━━━━━ Records provided
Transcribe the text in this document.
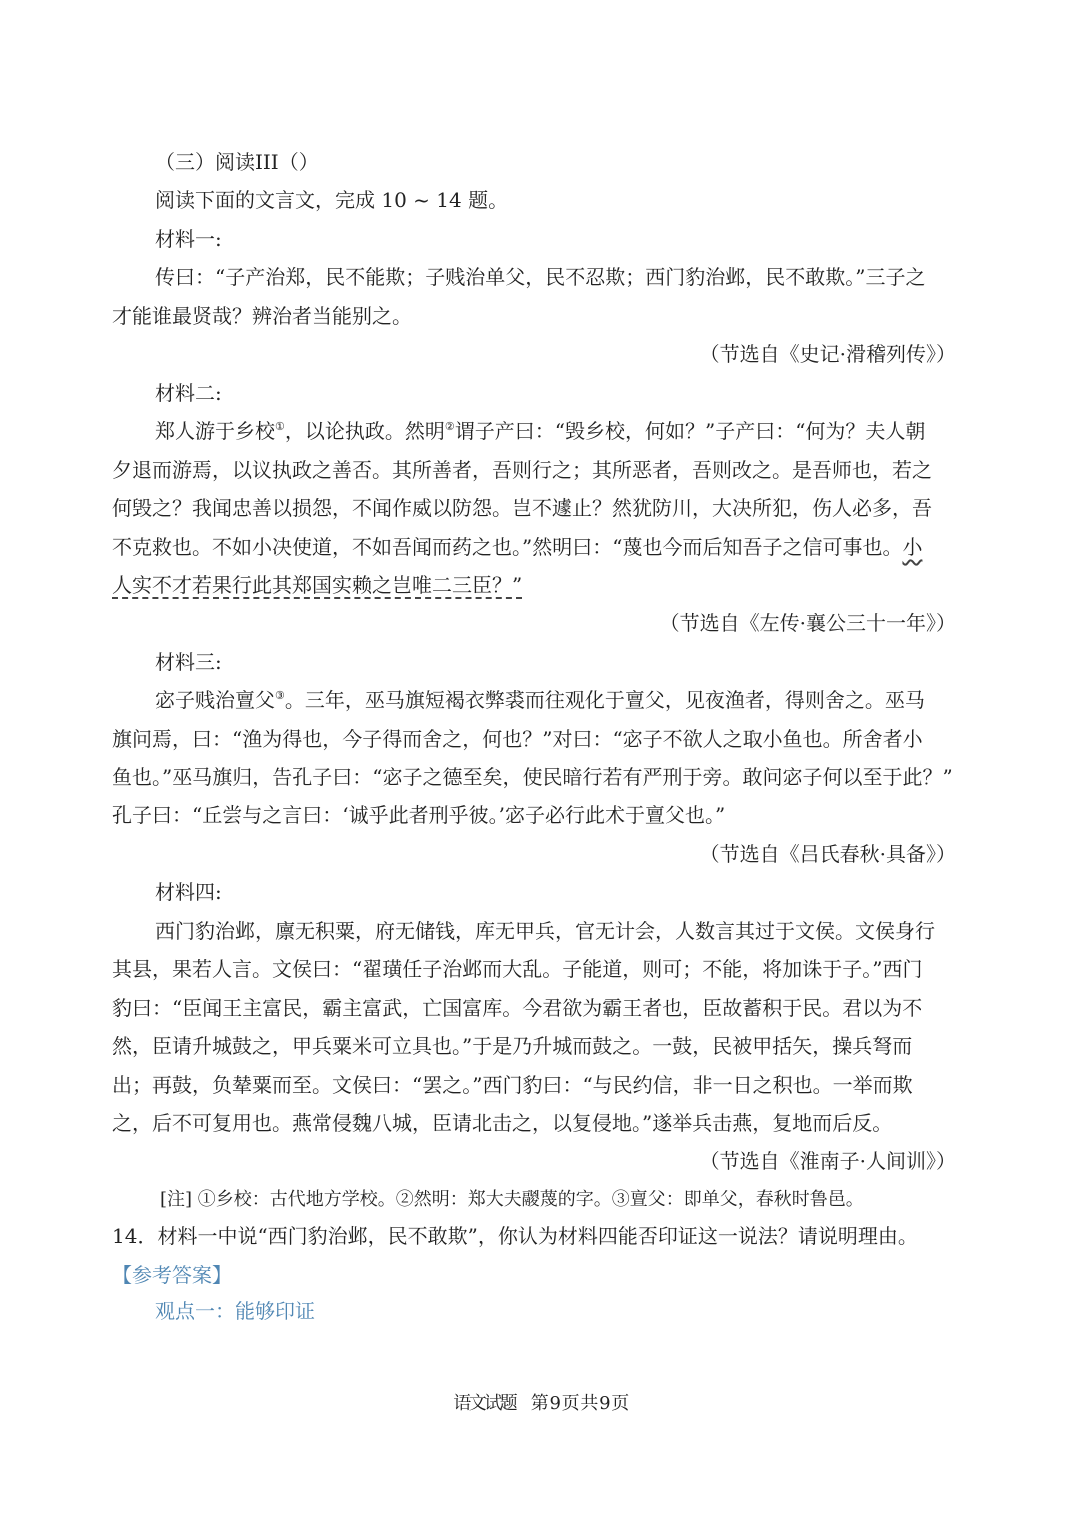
（三）阅读III（）
阅读下面的文言文，完成 10 ~ 14 题。
材料一:
传曰：“子产治郑，民不能欺；子贱治单父，民不忍欺；西门豹治邺，民不敢欺。”三子之
才能谁最贤哉？辨治者当能别之。
（节选自《史记·滑稽列传》）
材料二:
郑人游于乡校①，以论执政。然明②谓子产曰：“毁乡校，何如？”子产曰：“何为？夫人朝
夕退而游焉，以议执政之善否。其所善者，吾则行之；其所恶者，吾则改之。是吾师也，若之
何毁之？我闻忠善以损怨，不闻作威以防怨。岂不遽止？然犹防川，大决所犯，伤人必多，吾
不克救也。不如小决使道，不如吾闻而药之也。”然明曰：“蔑也今而后知吾子之信可事也。小
人实不才若果行此其郑国实赖之岂唯二三臣？”
（节选自《左传·襄公三十一年》）
材料三:
宓子贱治亶父③。三年，巫马旗短褐衣弊裘而往观化于亶父，见夜渔者，得则舍之。巫马
旗问焉，曰：“渔为得也，今子得而舍之，何也？”对曰：“宓子不欲人之取小鱼也。所舍者小
鱼也。”巫马旗归，告孔子曰：“宓子之德至矣，使民暗行若有严刑于旁。敢问宓子何以至于此？”
孔子曰：“丘尝与之言曰：‘诚乎此者刑乎彼。’宓子必行此术于亶父也。”
（节选自《吕氏春秋·具备》）
材料四:
西门豹治邺，廪无积粟，府无储钱，库无甲兵，官无计会，人数言其过于文侯。文侯身行
其县，果若人言。文侯曰：“翟璜任子治邺而大乱。子能道，则可；不能，将加诛于子。”西门
豹曰：“臣闻王主富民，霸主富武，亡国富库。今君欲为霸王者也，臣故蓄积于民。君以为不
然，臣请升城鼓之，甲兵粟米可立具也。”于是乃升城而鼓之。一鼓，民被甲括矢，操兵弩而
出；再鼓，负辇粟而至。文侯曰：“罢之。”西门豹曰：“与民约信，非一日之积也。一举而欺
之，后不可复用也。燕常侵魏八城，臣请北击之，以复侵地。”遂举兵击燕，复地而后反。
（节选自《淮南子·人间训》）
[注] ①乡校：古代地方学校。②然明：郑大夫鬷蔑的字。③亶父：即单父，春秋时鲁邑。
14．材料一中说“西门豹治邺，民不敢欺”，你认为材料四能否印证这一说法？请说明理由。
【参考答案】
观点一：能够印证
语文试题　第 9 页 共 9 页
━━━━━━━━━━
## To be done
Each entry shown above must be quoted exactly, with its pictures left out.

## Answer to this task
Transcribe the text in this document.
（三）阅读III（）
阅读下面的文言文，完成 10 ~ 14 题。
材料一:
传曰：“子产治郑，民不能欺；子贱治单父，民不忍欺；西门豹治邺，民不敢欺。”三子之
才能谁最贤哉？辨治者当能别之。
（节选自《史记·滑稽列传》）
材料二:
郑人游于乡校①，以论执政。然明②谓子产曰：“毁乡校，何如？”子产曰：“何为？夫人朝
夕退而游焉，以议执政之善否。其所善者，吾则行之；其所恶者，吾则改之。是吾师也，若之
何毁之？我闻忠善以损怨，不闻作威以防怨。岂不遽止？然犹防川，大决所犯，伤人必多，吾
不克救也。不如小决使道，不如吾闻而药之也。”然明曰：“蔑也今而后知吾子之信可事也。小
人实不才若果行此其郑国实赖之岂唯二三臣？”
（节选自《左传·襄公三十一年》）
材料三:
宓子贱治亶父③。三年，巫马旗短褐衣弊裘而往观化于亶父，见夜渔者，得则舍之。巫马
旗问焉，曰：“渔为得也，今子得而舍之，何也？”对曰：“宓子不欲人之取小鱼也。所舍者小
鱼也。”巫马旗归，告孔子曰：“宓子之德至矣，使民暗行若有严刑于旁。敢问宓子何以至于此？”
孔子曰：“丘尝与之言曰：‘诚乎此者刑乎彼。’宓子必行此术于亶父也。”
（节选自《吕氏春秋·具备》）
材料四:
西门豹治邺，廪无积粟，府无储钱，库无甲兵，官无计会，人数言其过于文侯。文侯身行
其县，果若人言。文侯曰：“翟璜任子治邺而大乱。子能道，则可；不能，将加诛于子。”西门
豹曰：“臣闻王主富民，霸主富武，亡国富库。今君欲为霸王者也，臣故蓄积于民。君以为不
然，臣请升城鼓之，甲兵粟米可立具也。”于是乃升城而鼓之。一鼓，民被甲括矢，操兵弩而
出；再鼓，负辇粟而至。文侯曰：“罢之。”西门豹曰：“与民约信，非一日之积也。一举而欺
之，后不可复用也。燕常侵魏八城，臣请北击之，以复侵地。”遂举兵击燕，复地而后反。
（节选自《淮南子·人间训》）
[注] ①乡校：古代地方学校。②然明：郑大夫鬷蔑的字。③亶父：即单父，春秋时鲁邑。
14．材料一中说“西门豹治邺，民不敢欺”，你认为材料四能否印证这一说法？请说明理由。
【参考答案】
观点一：能够印证
语文试题　第 9 页 共 9 页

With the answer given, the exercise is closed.